◆ **Materials provided**:
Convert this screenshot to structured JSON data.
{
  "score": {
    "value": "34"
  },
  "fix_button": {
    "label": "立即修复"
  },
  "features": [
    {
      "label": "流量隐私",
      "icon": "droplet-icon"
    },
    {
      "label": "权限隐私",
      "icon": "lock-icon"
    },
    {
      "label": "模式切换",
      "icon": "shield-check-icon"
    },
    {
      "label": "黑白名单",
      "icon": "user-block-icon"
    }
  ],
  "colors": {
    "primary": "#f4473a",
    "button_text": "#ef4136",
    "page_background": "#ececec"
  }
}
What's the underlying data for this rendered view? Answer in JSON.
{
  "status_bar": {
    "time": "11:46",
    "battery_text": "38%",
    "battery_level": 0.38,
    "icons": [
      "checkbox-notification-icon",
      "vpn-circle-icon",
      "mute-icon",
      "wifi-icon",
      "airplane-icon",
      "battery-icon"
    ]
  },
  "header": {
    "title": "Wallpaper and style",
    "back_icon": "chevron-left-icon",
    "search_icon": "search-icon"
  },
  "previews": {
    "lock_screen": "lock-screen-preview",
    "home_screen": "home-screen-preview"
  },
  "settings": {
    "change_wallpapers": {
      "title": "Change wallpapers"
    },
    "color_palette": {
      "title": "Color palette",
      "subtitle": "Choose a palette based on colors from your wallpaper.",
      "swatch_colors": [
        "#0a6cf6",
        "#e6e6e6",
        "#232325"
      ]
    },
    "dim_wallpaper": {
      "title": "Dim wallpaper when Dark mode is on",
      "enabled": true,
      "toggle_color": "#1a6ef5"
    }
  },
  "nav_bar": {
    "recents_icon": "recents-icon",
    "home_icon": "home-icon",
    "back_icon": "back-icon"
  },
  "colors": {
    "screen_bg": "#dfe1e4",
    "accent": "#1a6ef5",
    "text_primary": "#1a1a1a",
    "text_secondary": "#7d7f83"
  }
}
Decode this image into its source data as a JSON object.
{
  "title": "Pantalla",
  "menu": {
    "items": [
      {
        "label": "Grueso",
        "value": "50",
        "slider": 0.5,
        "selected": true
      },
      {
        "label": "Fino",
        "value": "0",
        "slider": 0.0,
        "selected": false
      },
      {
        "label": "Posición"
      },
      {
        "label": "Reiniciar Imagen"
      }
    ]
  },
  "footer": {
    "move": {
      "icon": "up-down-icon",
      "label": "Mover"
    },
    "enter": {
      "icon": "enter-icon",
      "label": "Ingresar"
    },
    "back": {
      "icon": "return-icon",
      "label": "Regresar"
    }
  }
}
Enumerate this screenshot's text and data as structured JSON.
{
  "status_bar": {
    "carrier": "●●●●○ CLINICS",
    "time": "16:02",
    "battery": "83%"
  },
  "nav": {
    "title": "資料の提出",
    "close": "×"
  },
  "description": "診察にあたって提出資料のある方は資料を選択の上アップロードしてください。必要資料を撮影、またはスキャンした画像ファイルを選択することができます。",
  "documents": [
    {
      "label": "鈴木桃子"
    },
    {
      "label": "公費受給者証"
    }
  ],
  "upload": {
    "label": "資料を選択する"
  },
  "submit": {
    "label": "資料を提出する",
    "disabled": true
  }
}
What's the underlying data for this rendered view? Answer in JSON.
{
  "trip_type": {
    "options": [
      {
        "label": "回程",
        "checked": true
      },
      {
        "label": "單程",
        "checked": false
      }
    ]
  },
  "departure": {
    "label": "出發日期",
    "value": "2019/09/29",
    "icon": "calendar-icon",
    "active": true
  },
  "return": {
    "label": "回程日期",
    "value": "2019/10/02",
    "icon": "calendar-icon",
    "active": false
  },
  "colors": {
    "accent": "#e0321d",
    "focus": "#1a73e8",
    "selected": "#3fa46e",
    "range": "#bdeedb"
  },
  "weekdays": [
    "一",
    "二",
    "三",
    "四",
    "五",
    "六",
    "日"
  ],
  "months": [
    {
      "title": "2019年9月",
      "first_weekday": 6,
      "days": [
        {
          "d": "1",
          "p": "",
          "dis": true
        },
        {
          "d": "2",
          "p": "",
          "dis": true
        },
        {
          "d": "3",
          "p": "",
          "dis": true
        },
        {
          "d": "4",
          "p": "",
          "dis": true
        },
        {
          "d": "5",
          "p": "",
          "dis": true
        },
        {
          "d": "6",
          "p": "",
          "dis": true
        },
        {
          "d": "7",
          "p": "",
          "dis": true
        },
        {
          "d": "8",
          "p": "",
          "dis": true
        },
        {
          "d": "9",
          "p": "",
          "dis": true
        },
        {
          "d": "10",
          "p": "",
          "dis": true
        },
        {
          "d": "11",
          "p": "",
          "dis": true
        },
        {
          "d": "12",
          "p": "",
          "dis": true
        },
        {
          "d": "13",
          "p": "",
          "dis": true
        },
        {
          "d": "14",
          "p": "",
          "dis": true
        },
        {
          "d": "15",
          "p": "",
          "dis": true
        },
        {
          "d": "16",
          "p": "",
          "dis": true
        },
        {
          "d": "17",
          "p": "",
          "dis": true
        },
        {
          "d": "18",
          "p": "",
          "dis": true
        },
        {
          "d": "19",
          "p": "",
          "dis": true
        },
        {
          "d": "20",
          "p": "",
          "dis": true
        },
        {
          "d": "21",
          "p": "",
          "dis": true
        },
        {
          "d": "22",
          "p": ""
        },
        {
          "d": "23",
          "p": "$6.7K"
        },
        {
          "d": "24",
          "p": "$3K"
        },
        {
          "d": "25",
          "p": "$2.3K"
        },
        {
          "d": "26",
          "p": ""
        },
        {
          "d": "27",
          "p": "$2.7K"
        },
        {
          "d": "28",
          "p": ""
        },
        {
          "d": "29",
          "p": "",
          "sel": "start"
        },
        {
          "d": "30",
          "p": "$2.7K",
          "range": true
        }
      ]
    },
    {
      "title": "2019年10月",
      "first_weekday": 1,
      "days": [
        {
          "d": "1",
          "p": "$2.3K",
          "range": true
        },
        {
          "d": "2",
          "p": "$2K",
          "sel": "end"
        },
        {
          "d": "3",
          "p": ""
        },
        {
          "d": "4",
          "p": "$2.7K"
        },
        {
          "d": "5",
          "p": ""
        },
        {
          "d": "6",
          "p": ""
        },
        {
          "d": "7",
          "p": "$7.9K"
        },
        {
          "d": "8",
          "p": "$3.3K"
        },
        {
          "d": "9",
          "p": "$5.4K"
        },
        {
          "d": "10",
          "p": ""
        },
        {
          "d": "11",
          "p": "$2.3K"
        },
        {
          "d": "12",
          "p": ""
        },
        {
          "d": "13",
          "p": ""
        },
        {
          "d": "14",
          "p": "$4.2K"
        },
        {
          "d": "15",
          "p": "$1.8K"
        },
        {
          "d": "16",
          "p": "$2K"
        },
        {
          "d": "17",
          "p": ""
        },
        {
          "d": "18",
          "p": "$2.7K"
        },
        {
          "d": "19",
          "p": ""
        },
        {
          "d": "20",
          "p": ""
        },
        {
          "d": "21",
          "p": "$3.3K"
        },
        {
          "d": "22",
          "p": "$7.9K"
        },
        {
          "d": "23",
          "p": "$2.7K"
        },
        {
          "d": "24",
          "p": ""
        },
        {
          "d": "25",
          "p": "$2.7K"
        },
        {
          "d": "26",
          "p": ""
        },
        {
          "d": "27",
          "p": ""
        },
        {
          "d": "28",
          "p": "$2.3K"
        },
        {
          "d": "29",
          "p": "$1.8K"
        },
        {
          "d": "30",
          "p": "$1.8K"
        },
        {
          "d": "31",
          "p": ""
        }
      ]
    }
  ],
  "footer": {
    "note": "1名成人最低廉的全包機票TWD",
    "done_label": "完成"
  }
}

◆ **Written task**: Read the data above and pull out each line that holds the string "structured".

◆ **Solution**:
Convert this screenshot to structured JSON data.
Enumerate this screenshot's text and data as structured JSON.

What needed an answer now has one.